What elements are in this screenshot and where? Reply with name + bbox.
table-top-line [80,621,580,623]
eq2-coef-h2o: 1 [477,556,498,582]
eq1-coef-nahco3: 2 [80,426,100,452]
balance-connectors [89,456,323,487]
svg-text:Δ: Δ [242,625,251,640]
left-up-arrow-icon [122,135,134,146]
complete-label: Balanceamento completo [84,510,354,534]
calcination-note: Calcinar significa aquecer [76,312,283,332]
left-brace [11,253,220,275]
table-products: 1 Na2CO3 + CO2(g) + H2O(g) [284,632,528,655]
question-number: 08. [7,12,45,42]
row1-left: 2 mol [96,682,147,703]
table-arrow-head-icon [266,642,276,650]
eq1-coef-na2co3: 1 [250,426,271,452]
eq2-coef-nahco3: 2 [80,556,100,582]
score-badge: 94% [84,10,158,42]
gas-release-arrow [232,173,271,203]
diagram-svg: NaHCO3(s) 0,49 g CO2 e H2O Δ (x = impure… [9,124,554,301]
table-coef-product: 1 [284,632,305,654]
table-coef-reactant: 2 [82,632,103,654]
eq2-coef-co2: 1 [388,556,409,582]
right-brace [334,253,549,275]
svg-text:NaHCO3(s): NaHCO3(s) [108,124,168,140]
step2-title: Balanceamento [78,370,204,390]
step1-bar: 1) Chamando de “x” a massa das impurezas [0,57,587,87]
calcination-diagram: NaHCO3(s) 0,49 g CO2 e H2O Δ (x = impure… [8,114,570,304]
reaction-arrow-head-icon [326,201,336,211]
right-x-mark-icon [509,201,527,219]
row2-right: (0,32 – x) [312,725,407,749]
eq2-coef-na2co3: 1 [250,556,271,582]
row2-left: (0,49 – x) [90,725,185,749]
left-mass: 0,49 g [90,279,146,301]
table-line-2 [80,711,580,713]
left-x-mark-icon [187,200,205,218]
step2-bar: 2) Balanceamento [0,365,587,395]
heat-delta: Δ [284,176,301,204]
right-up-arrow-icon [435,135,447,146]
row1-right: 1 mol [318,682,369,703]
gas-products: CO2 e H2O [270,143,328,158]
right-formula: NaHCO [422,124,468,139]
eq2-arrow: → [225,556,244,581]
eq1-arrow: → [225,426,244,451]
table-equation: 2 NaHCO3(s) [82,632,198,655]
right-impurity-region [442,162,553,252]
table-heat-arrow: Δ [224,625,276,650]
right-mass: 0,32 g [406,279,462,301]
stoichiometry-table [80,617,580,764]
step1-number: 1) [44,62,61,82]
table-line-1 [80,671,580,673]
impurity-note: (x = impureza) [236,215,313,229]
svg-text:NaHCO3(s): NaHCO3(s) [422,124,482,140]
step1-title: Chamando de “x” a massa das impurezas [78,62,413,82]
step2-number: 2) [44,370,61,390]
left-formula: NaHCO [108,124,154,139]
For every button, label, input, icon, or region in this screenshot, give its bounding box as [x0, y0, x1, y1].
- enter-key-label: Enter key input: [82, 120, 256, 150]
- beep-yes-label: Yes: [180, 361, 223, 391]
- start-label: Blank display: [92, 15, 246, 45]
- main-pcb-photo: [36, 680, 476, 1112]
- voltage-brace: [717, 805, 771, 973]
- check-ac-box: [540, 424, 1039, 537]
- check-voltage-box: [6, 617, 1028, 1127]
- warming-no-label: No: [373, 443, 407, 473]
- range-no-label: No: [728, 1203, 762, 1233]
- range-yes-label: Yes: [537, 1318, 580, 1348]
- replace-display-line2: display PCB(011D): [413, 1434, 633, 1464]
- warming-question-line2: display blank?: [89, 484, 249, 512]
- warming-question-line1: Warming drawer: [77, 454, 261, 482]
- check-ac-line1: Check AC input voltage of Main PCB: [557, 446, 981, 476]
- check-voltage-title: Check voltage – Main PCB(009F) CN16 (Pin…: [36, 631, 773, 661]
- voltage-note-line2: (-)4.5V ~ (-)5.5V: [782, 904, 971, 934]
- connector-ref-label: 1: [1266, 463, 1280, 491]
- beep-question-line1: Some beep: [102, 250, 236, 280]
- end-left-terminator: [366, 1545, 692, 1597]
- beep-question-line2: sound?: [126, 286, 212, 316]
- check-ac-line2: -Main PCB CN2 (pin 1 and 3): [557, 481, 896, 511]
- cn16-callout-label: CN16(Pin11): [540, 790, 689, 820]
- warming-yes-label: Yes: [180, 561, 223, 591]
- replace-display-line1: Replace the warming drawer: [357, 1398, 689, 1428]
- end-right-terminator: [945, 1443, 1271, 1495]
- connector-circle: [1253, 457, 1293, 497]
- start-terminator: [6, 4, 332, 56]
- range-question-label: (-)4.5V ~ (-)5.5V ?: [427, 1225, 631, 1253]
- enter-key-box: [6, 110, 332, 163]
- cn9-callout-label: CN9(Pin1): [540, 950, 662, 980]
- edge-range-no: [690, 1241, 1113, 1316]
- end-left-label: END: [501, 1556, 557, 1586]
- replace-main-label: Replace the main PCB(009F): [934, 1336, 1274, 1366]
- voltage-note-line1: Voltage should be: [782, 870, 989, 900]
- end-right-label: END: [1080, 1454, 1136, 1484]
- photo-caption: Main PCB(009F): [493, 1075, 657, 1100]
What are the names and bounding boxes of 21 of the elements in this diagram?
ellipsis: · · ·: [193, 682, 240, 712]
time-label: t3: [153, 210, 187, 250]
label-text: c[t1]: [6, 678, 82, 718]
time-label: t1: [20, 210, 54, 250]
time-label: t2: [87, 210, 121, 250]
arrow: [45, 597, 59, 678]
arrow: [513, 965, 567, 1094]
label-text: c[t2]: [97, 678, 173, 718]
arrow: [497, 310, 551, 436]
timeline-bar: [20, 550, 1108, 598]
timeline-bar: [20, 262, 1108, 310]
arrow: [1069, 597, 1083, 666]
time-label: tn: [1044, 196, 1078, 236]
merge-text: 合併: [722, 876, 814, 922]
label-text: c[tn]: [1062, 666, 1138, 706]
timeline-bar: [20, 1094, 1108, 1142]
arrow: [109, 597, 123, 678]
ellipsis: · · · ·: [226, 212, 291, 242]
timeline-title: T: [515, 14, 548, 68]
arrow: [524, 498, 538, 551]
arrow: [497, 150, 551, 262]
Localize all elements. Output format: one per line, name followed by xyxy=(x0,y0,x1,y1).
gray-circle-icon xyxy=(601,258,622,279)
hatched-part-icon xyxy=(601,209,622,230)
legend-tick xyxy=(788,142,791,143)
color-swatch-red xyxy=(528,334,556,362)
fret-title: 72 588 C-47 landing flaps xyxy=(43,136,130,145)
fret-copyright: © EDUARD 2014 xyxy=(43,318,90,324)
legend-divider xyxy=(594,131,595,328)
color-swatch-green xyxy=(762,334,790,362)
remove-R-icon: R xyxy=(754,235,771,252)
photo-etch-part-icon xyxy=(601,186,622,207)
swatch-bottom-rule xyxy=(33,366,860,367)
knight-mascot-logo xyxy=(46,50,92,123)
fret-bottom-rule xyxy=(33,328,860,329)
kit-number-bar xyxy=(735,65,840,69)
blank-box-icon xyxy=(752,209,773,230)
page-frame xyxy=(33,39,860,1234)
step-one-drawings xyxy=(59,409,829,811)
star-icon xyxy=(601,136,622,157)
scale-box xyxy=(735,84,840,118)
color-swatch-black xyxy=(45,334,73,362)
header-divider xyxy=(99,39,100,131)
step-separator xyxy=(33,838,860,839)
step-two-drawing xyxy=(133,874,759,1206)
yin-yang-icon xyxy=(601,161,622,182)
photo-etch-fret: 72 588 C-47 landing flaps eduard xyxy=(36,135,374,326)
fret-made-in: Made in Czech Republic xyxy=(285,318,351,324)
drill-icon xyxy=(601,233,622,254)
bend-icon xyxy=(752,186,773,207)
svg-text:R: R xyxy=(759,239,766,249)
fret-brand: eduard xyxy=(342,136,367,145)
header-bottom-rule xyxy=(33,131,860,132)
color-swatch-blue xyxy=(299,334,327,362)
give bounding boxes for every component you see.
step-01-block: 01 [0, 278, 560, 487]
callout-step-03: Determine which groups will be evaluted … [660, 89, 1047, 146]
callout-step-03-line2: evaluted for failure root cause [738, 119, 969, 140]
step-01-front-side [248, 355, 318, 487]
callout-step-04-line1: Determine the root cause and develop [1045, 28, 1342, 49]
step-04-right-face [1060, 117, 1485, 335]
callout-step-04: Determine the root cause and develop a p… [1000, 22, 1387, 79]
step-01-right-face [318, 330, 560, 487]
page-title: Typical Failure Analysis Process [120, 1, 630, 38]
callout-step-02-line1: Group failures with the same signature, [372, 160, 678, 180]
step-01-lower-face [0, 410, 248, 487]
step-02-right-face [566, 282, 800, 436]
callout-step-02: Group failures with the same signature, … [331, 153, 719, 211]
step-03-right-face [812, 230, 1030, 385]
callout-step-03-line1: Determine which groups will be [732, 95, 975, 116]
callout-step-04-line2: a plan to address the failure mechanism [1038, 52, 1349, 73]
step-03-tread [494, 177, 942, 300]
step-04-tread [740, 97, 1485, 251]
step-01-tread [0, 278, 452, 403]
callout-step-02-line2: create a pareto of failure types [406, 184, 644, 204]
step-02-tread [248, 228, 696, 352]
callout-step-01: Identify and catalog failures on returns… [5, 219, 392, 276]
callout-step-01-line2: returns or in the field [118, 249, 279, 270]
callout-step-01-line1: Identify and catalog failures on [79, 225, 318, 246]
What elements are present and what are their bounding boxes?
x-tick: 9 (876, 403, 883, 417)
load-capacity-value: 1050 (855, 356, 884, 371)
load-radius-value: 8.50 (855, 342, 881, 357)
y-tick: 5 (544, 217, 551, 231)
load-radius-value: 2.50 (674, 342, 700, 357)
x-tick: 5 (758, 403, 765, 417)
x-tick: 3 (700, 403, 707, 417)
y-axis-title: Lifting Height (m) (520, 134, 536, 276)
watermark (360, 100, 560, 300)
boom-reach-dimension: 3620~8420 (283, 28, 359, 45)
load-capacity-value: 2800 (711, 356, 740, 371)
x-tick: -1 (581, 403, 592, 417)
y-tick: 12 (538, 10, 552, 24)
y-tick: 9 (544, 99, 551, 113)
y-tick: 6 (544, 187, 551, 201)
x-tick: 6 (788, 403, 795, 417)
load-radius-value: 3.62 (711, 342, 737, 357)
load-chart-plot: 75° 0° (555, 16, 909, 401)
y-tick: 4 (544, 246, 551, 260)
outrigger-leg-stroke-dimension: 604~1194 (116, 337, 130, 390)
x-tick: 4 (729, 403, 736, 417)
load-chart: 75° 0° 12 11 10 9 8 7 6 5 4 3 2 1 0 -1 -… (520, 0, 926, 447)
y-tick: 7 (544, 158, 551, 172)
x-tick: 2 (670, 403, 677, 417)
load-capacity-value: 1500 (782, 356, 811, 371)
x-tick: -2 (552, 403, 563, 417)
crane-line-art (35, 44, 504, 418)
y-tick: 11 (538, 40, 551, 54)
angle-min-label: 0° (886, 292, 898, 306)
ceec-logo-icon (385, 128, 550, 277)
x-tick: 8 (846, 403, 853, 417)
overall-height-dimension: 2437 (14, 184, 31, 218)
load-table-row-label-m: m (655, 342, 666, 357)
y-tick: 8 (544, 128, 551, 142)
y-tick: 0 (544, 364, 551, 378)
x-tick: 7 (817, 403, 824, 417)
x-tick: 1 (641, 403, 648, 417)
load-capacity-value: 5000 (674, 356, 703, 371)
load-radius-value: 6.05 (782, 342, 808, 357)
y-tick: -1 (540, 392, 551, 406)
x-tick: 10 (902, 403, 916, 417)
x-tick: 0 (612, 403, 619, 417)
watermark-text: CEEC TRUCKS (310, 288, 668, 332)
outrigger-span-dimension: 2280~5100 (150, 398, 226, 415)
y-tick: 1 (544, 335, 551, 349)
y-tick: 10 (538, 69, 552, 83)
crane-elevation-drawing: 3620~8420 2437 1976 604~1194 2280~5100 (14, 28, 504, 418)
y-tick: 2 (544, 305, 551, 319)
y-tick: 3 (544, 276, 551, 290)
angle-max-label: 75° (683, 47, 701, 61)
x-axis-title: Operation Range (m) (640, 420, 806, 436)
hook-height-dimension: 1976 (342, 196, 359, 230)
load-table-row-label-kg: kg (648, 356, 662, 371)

WRITTEN INSTRUCTION: Copy out the items again, word for word, from the start of the records through the line holding "left-mass: 0,49 g [90,279,146,301]", with that line included.

THE ANSWER:
What elements are in this screenshot and where? Reply with name + bbox.
table-top-line [80,621,580,623]
eq2-coef-h2o: 1 [477,556,498,582]
eq1-coef-nahco3: 2 [80,426,100,452]
balance-connectors [89,456,323,487]
svg-text:Δ: Δ [242,625,251,640]
left-up-arrow-icon [122,135,134,146]
complete-label: Balanceamento completo [84,510,354,534]
calcination-note: Calcinar significa aquecer [76,312,283,332]
left-brace [11,253,220,275]
table-products: 1 Na2CO3 + CO2(g) + H2O(g) [284,632,528,655]
question-number: 08. [7,12,45,42]
row1-left: 2 mol [96,682,147,703]
table-arrow-head-icon [266,642,276,650]
eq1-coef-na2co3: 1 [250,426,271,452]
eq2-coef-nahco3: 2 [80,556,100,582]
score-badge: 94% [84,10,158,42]
gas-release-arrow [232,173,271,203]
diagram-svg: NaHCO3(s) 0,49 g CO2 e H2O Δ (x = impure… [9,124,554,301]
table-coef-product: 1 [284,632,305,654]
table-coef-reactant: 2 [82,632,103,654]
eq2-coef-co2: 1 [388,556,409,582]
right-brace [334,253,549,275]
svg-text:NaHCO3(s): NaHCO3(s) [108,124,168,140]
step2-title: Balanceamento [78,370,204,390]
step1-bar: 1) Chamando de “x” a massa das impurezas [0,57,587,87]
calcination-diagram: NaHCO3(s) 0,49 g CO2 e H2O Δ (x = impure… [8,114,570,304]
reaction-arrow-head-icon [326,201,336,211]
right-x-mark-icon [509,201,527,219]
row2-right: (0,32 – x) [312,725,407,749]
eq2-coef-na2co3: 1 [250,556,271,582]
row2-left: (0,49 – x) [90,725,185,749]
left-mass: 0,49 g [90,279,146,301]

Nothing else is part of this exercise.